**Extracted entries**
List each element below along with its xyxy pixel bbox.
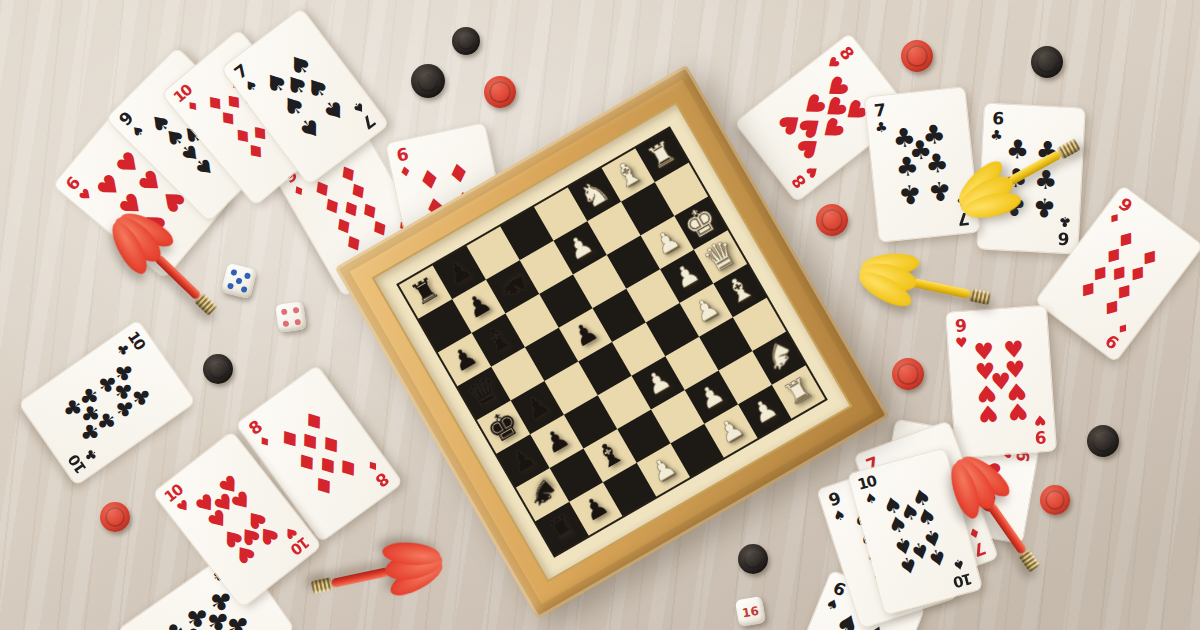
yellow-dart-upper-right[interactable] bbox=[947, 102, 1122, 233]
dart-needle bbox=[212, 310, 240, 337]
yellow-dart-right[interactable] bbox=[854, 243, 1031, 333]
dart-collar bbox=[1057, 138, 1081, 159]
dart-collar bbox=[969, 288, 991, 305]
dart-needle bbox=[277, 587, 313, 597]
dart-flights bbox=[936, 444, 1017, 527]
dart-collar bbox=[311, 578, 333, 595]
dart-needle bbox=[989, 297, 1025, 307]
table-surface: 9♦9♦♦♦♦♦♦♦♦♦♦6♥6♥♥♥♥♥♥♥9♠9♠♠♠♠♠♠♠♠♠♠10♦1… bbox=[0, 0, 1200, 630]
dart-shaft bbox=[913, 278, 972, 299]
dart-needle bbox=[1076, 125, 1109, 145]
red-dart-upper-left[interactable] bbox=[98, 198, 258, 356]
dart-flights bbox=[854, 243, 926, 311]
darts-layer bbox=[0, 0, 1200, 630]
dart-needle bbox=[1034, 568, 1057, 599]
red-dart-lower-left[interactable] bbox=[271, 533, 448, 623]
dart-collar bbox=[1019, 548, 1041, 572]
dart-flights bbox=[376, 533, 448, 601]
dart-flights bbox=[947, 153, 1028, 232]
red-dart-lower-right[interactable] bbox=[936, 444, 1079, 615]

**Problem requirements**
Can you copy every line above, from the first to the last, without changing a single character and leaving the picture out?

**Solution to this exercise**
List each element below along with its xyxy pixel bbox.
yellow-dart-upper-right[interactable] bbox=[947, 102, 1122, 233]
dart-needle bbox=[212, 310, 240, 337]
yellow-dart-right[interactable] bbox=[854, 243, 1031, 333]
dart-collar bbox=[1057, 138, 1081, 159]
dart-collar bbox=[969, 288, 991, 305]
dart-needle bbox=[277, 587, 313, 597]
dart-flights bbox=[936, 444, 1017, 527]
dart-collar bbox=[311, 578, 333, 595]
dart-needle bbox=[989, 297, 1025, 307]
table-surface: 9♦9♦♦♦♦♦♦♦♦♦♦6♥6♥♥♥♥♥♥♥9♠9♠♠♠♠♠♠♠♠♠♠10♦1… bbox=[0, 0, 1200, 630]
dart-shaft bbox=[913, 278, 972, 299]
dart-needle bbox=[1076, 125, 1109, 145]
red-dart-upper-left[interactable] bbox=[98, 198, 258, 356]
dart-flights bbox=[854, 243, 926, 311]
darts-layer bbox=[0, 0, 1200, 630]
dart-needle bbox=[1034, 568, 1057, 599]
red-dart-lower-left[interactable] bbox=[271, 533, 448, 623]
dart-collar bbox=[1019, 548, 1041, 572]
dart-flights bbox=[376, 533, 448, 601]
dart-flights bbox=[947, 153, 1028, 232]
red-dart-lower-right[interactable] bbox=[936, 444, 1079, 615]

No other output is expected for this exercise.